Transcribe all the entries word for word, but omit the images.

Collection entries
▶
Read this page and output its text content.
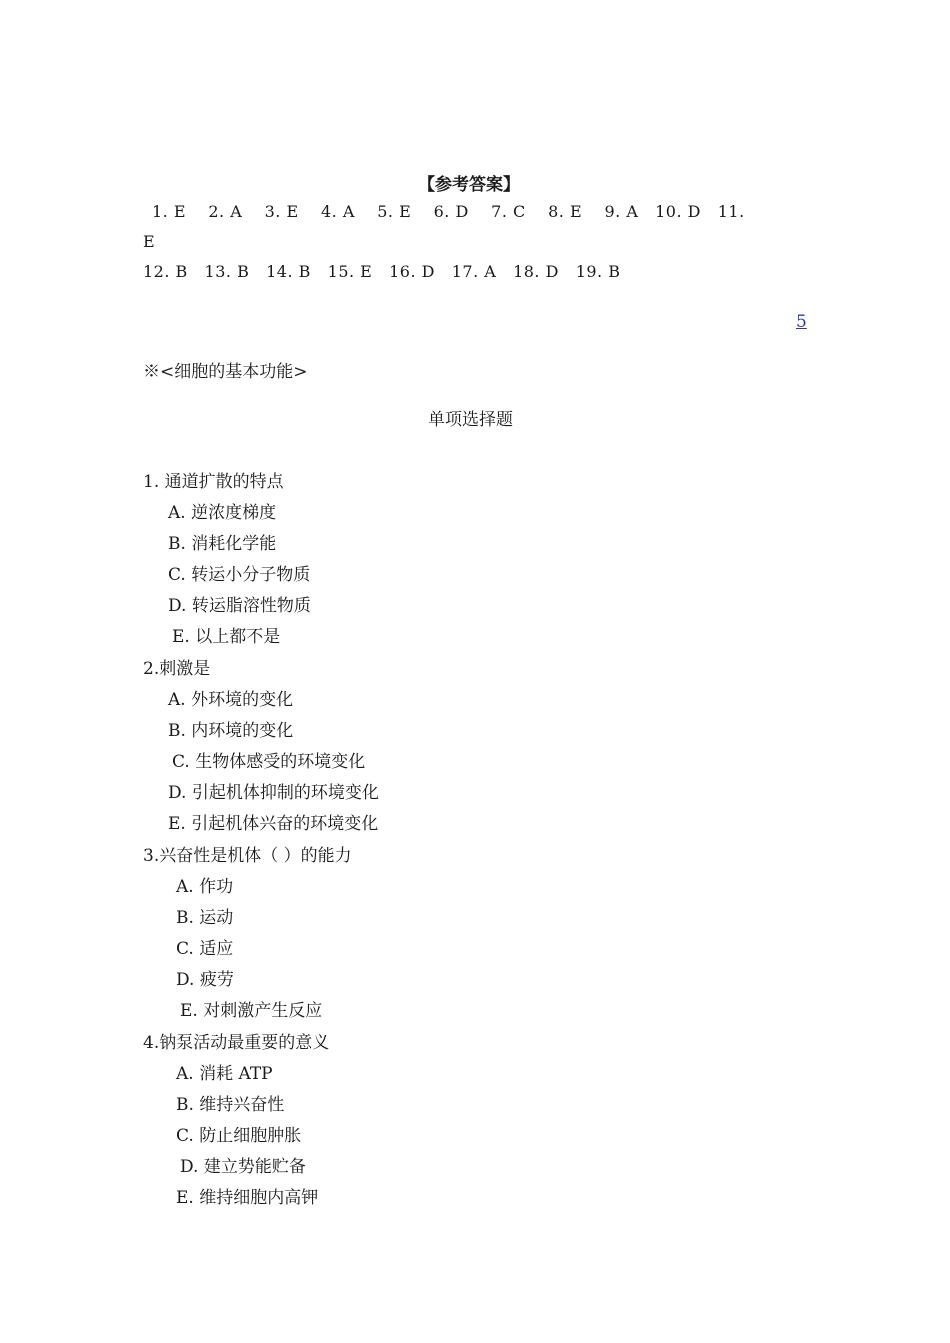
【参考答案】
1. E    2. A    3. E    4. A    5. E    6. D    7. C    8. E    9. A   10. D   11.
E
12. B   13. B   14. B   15. E   16. D   17. A   18. D   19. B
5
※<细胞的基本功能>
单项选择题
1. 通道扩散的特点
A. 逆浓度梯度
B. 消耗化学能
C. 转运小分子物质
D. 转运脂溶性物质
E. 以上都不是
2.刺激是
A. 外环境的变化
B. 内环境的变化
C. 生物体感受的环境变化
D. 引起机体抑制的环境变化
E. 引起机体兴奋的环境变化
3.兴奋性是机体（ ）的能力
A. 作功
B. 运动
C. 适应
D. 疲劳
E. 对刺激产生反应
4.钠泵活动最重要的意义
A. 消耗 ATP
B. 维持兴奋性
C. 防止细胞肿胀
D. 建立势能贮备
E. 维持细胞内高钾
◀
** Task solution **
Read this page and output its text content.
【参考答案】
1. E    2. A    3. E    4. A    5. E    6. D    7. C    8. E    9. A   10. D   11.
E
12. B   13. B   14. B   15. E   16. D   17. A   18. D   19. B
5
※<细胞的基本功能>
单项选择题
1. 通道扩散的特点
A. 逆浓度梯度
B. 消耗化学能
C. 转运小分子物质
D. 转运脂溶性物质
E. 以上都不是
2.刺激是
A. 外环境的变化
B. 内环境的变化
C. 生物体感受的环境变化
D. 引起机体抑制的环境变化
E. 引起机体兴奋的环境变化
3.兴奋性是机体（ ）的能力
A. 作功
B. 运动
C. 适应
D. 疲劳
E. 对刺激产生反应
4.钠泵活动最重要的意义
A. 消耗 ATP
B. 维持兴奋性
C. 防止细胞肿胀
D. 建立势能贮备
E. 维持细胞内高钾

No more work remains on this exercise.